What this task involves: Every line of the records must be repeated exactly; pictures stay out.

Rows from a dataset:
^^^^^^^^

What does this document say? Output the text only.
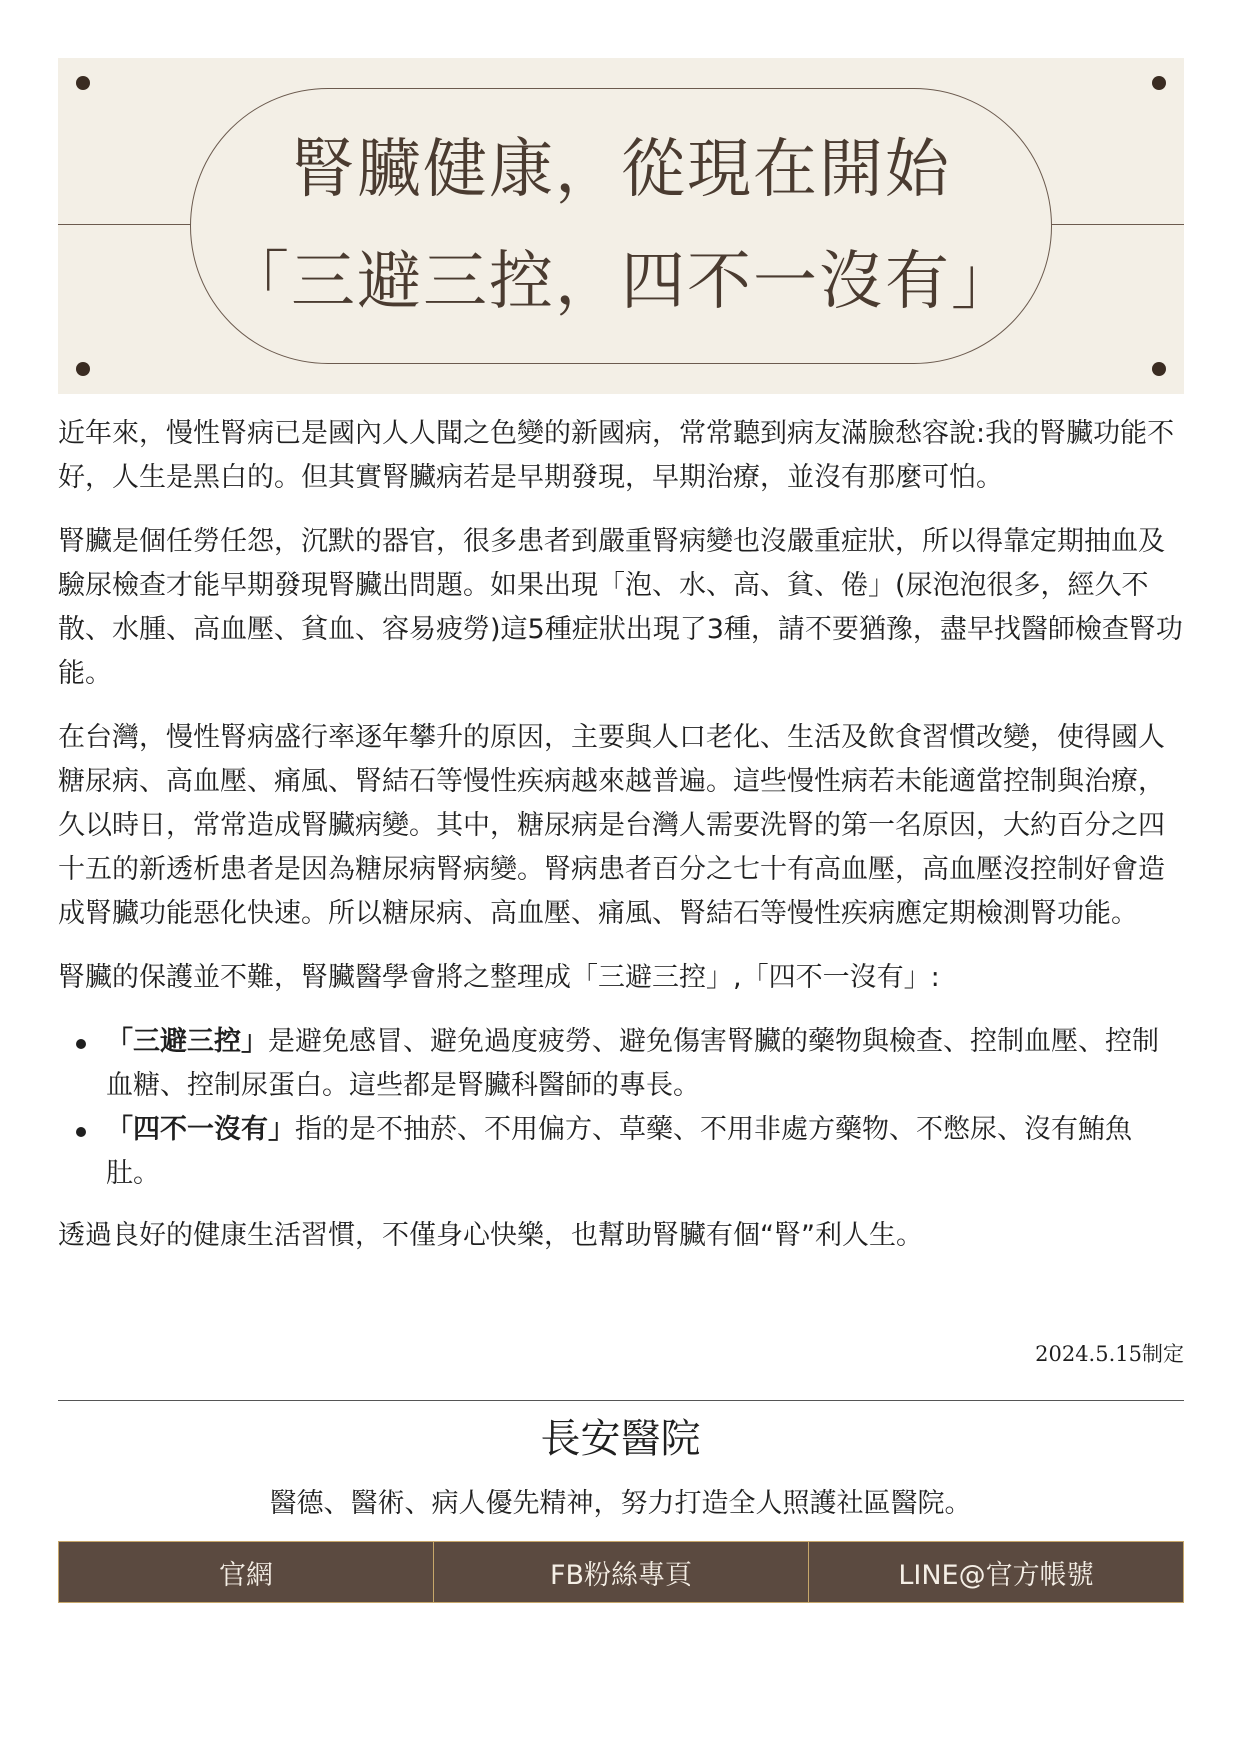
腎臟健康，從現在開始
「三避三控，四不一沒有」

近年來，慢性腎病已是國內人人聞之色變的新國病，常常聽到病友滿臉愁容說:我的腎臟功能不好，人生是黑白的。但其實腎臟病若是早期發現，早期治療，並沒有那麼可怕。

腎臟是個任勞任怨，沉默的器官，很多患者到嚴重腎病變也沒嚴重症狀，所以得靠定期抽血及驗尿檢查才能早期發現腎臟出問題。如果出現「泡、水、高、貧、倦」(尿泡泡很多，經久不散、水腫、高血壓、貧血、容易疲勞)這5種症狀出現了3種，請不要猶豫，盡早找醫師檢查腎功能。

在台灣，慢性腎病盛行率逐年攀升的原因，主要與人口老化、生活及飲食習慣改變，使得國人糖尿病、高血壓、痛風、腎結石等慢性疾病越來越普遍。這些慢性病若未能適當控制與治療，久以時日，常常造成腎臟病變。其中，糖尿病是台灣人需要洗腎的第一名原因，大約百分之四十五的新透析患者是因為糖尿病腎病變。腎病患者百分之七十有高血壓，高血壓沒控制好會造成腎臟功能惡化快速。所以糖尿病、高血壓、痛風、腎結石等慢性疾病應定期檢測腎功能。

腎臟的保護並不難，腎臟醫學會將之整理成「三避三控」,「四不一沒有」:

「三避三控」是避免感冒、避免過度疲勞、避免傷害腎臟的藥物與檢查、控制血壓、控制血糖、控制尿蛋白。這些都是腎臟科醫師的專長。
「四不一沒有」指的是不抽菸、不用偏方、草藥、不用非處方藥物、不憋尿、沒有鮪魚肚。

透過良好的健康生活習慣，不僅身心快樂，也幫助腎臟有個“腎”利人生。

2024.5.15制定
長安醫院
醫德、醫術、病人優先精神，努力打造全人照護社區醫院。
官網	FB粉絲專頁	LINE@官方帳號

^^^^^^^^

Answer to the task:
What does this document say? Output the text only.
腎臟健康，從現在開始
「三避三控，四不一沒有」

近年來，慢性腎病已是國內人人聞之色變的新國病，常常聽到病友滿臉愁容說:我的腎臟功能不好，人生是黑白的。但其實腎臟病若是早期發現，早期治療，並沒有那麼可怕。

腎臟是個任勞任怨，沉默的器官，很多患者到嚴重腎病變也沒嚴重症狀，所以得靠定期抽血及驗尿檢查才能早期發現腎臟出問題。如果出現「泡、水、高、貧、倦」(尿泡泡很多，經久不散、水腫、高血壓、貧血、容易疲勞)這5種症狀出現了3種，請不要猶豫，盡早找醫師檢查腎功能。

在台灣，慢性腎病盛行率逐年攀升的原因，主要與人口老化、生活及飲食習慣改變，使得國人糖尿病、高血壓、痛風、腎結石等慢性疾病越來越普遍。這些慢性病若未能適當控制與治療，久以時日，常常造成腎臟病變。其中，糖尿病是台灣人需要洗腎的第一名原因，大約百分之四十五的新透析患者是因為糖尿病腎病變。腎病患者百分之七十有高血壓，高血壓沒控制好會造成腎臟功能惡化快速。所以糖尿病、高血壓、痛風、腎結石等慢性疾病應定期檢測腎功能。

腎臟的保護並不難，腎臟醫學會將之整理成「三避三控」,「四不一沒有」:

「三避三控」是避免感冒、避免過度疲勞、避免傷害腎臟的藥物與檢查、控制血壓、控制血糖、控制尿蛋白。這些都是腎臟科醫師的專長。
「四不一沒有」指的是不抽菸、不用偏方、草藥、不用非處方藥物、不憋尿、沒有鮪魚肚。

透過良好的健康生活習慣，不僅身心快樂，也幫助腎臟有個“腎”利人生。

2024.5.15制定
長安醫院
醫德、醫術、病人優先精神，努力打造全人照護社區醫院。
官網	FB粉絲專頁	LINE@官方帳號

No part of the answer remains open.